- [Exercise details] Restate the entries below verbatim.

[Records that describe figures]
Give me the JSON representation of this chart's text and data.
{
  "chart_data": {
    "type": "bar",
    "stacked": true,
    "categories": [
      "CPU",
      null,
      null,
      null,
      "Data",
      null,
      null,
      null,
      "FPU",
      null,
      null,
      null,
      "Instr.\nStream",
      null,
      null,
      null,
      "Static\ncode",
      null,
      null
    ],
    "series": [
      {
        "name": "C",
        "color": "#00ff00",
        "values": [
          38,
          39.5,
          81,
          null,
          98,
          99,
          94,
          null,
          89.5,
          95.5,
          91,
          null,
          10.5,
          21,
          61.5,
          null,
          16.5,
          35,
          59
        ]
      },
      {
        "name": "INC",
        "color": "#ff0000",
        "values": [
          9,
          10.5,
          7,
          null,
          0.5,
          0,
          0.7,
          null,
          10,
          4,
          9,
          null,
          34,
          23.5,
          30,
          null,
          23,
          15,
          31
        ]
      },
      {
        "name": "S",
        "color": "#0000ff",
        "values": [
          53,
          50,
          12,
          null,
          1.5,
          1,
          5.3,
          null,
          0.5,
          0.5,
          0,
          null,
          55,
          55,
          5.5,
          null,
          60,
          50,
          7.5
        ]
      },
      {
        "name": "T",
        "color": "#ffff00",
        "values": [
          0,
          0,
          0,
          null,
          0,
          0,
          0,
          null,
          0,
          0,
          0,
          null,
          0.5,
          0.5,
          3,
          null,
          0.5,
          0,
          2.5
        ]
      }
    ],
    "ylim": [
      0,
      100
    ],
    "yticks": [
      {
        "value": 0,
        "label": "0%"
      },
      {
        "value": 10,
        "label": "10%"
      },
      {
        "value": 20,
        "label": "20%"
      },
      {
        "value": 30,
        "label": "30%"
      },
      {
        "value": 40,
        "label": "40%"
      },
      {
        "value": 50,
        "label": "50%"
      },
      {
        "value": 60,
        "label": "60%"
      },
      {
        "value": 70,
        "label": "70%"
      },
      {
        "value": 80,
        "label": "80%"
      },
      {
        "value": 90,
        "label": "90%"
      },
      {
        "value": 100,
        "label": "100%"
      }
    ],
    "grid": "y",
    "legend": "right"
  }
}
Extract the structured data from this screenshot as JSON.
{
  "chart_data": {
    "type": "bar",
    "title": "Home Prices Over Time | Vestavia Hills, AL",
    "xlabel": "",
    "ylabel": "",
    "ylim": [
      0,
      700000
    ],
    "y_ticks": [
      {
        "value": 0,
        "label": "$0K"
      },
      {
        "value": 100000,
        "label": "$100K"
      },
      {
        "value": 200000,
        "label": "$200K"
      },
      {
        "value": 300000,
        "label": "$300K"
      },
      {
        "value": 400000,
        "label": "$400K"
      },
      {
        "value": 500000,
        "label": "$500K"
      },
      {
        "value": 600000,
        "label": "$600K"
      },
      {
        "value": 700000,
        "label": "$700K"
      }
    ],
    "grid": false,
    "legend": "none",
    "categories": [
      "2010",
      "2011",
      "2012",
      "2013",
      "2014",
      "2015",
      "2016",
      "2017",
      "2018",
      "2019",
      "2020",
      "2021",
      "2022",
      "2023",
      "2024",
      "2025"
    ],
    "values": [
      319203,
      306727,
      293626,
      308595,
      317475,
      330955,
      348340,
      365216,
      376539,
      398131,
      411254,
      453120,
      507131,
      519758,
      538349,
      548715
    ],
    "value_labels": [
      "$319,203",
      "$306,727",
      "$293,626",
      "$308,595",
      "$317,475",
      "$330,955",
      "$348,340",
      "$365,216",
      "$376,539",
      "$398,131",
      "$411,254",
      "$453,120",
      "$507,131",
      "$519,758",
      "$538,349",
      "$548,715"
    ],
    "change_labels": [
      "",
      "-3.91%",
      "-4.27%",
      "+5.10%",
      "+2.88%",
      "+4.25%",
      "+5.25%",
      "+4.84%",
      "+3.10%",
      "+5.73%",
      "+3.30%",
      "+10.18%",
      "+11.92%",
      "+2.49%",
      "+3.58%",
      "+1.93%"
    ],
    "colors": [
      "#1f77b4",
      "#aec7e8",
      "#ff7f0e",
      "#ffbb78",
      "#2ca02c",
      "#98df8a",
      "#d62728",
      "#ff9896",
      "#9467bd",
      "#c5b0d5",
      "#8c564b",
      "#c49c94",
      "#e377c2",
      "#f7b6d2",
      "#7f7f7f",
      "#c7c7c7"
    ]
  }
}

- [Exercise solution]
Give me the JSON representation of this chart's text and data.
{
  "chart_data": {
    "type": "bar",
    "stacked": true,
    "categories": [
      "CPU",
      null,
      null,
      null,
      "Data",
      null,
      null,
      null,
      "FPU",
      null,
      null,
      null,
      "Instr.\nStream",
      null,
      null,
      null,
      "Static\ncode",
      null,
      null
    ],
    "series": [
      {
        "name": "C",
        "color": "#00ff00",
        "values": [
          38,
          39.5,
          81,
          null,
          98,
          99,
          94,
          null,
          89.5,
          95.5,
          91,
          null,
          10.5,
          21,
          61.5,
          null,
          16.5,
          35,
          59
        ]
      },
      {
        "name": "INC",
        "color": "#ff0000",
        "values": [
          9,
          10.5,
          7,
          null,
          0.5,
          0,
          0.7,
          null,
          10,
          4,
          9,
          null,
          34,
          23.5,
          30,
          null,
          23,
          15,
          31
        ]
      },
      {
        "name": "S",
        "color": "#0000ff",
        "values": [
          53,
          50,
          12,
          null,
          1.5,
          1,
          5.3,
          null,
          0.5,
          0.5,
          0,
          null,
          55,
          55,
          5.5,
          null,
          60,
          50,
          7.5
        ]
      },
      {
        "name": "T",
        "color": "#ffff00",
        "values": [
          0,
          0,
          0,
          null,
          0,
          0,
          0,
          null,
          0,
          0,
          0,
          null,
          0.5,
          0.5,
          3,
          null,
          0.5,
          0,
          2.5
        ]
      }
    ],
    "ylim": [
      0,
      100
    ],
    "yticks": [
      {
        "value": 0,
        "label": "0%"
      },
      {
        "value": 10,
        "label": "10%"
      },
      {
        "value": 20,
        "label": "20%"
      },
      {
        "value": 30,
        "label": "30%"
      },
      {
        "value": 40,
        "label": "40%"
      },
      {
        "value": 50,
        "label": "50%"
      },
      {
        "value": 60,
        "label": "60%"
      },
      {
        "value": 70,
        "label": "70%"
      },
      {
        "value": 80,
        "label": "80%"
      },
      {
        "value": 90,
        "label": "90%"
      },
      {
        "value": 100,
        "label": "100%"
      }
    ],
    "grid": "y",
    "legend": "right"
  }
}
Extract the structured data from this screenshot as JSON.
{
  "chart_data": {
    "type": "bar",
    "title": "Home Prices Over Time | Vestavia Hills, AL",
    "xlabel": "",
    "ylabel": "",
    "ylim": [
      0,
      700000
    ],
    "y_ticks": [
      {
        "value": 0,
        "label": "$0K"
      },
      {
        "value": 100000,
        "label": "$100K"
      },
      {
        "value": 200000,
        "label": "$200K"
      },
      {
        "value": 300000,
        "label": "$300K"
      },
      {
        "value": 400000,
        "label": "$400K"
      },
      {
        "value": 500000,
        "label": "$500K"
      },
      {
        "value": 600000,
        "label": "$600K"
      },
      {
        "value": 700000,
        "label": "$700K"
      }
    ],
    "grid": false,
    "legend": "none",
    "categories": [
      "2010",
      "2011",
      "2012",
      "2013",
      "2014",
      "2015",
      "2016",
      "2017",
      "2018",
      "2019",
      "2020",
      "2021",
      "2022",
      "2023",
      "2024",
      "2025"
    ],
    "values": [
      319203,
      306727,
      293626,
      308595,
      317475,
      330955,
      348340,
      365216,
      376539,
      398131,
      411254,
      453120,
      507131,
      519758,
      538349,
      548715
    ],
    "value_labels": [
      "$319,203",
      "$306,727",
      "$293,626",
      "$308,595",
      "$317,475",
      "$330,955",
      "$348,340",
      "$365,216",
      "$376,539",
      "$398,131",
      "$411,254",
      "$453,120",
      "$507,131",
      "$519,758",
      "$538,349",
      "$548,715"
    ],
    "change_labels": [
      "",
      "-3.91%",
      "-4.27%",
      "+5.10%",
      "+2.88%",
      "+4.25%",
      "+5.25%",
      "+4.84%",
      "+3.10%",
      "+5.73%",
      "+3.30%",
      "+10.18%",
      "+11.92%",
      "+2.49%",
      "+3.58%",
      "+1.93%"
    ],
    "colors": [
      "#1f77b4",
      "#aec7e8",
      "#ff7f0e",
      "#ffbb78",
      "#2ca02c",
      "#98df8a",
      "#d62728",
      "#ff9896",
      "#9467bd",
      "#c5b0d5",
      "#8c564b",
      "#c49c94",
      "#e377c2",
      "#f7b6d2",
      "#7f7f7f",
      "#c7c7c7"
    ]
  }
}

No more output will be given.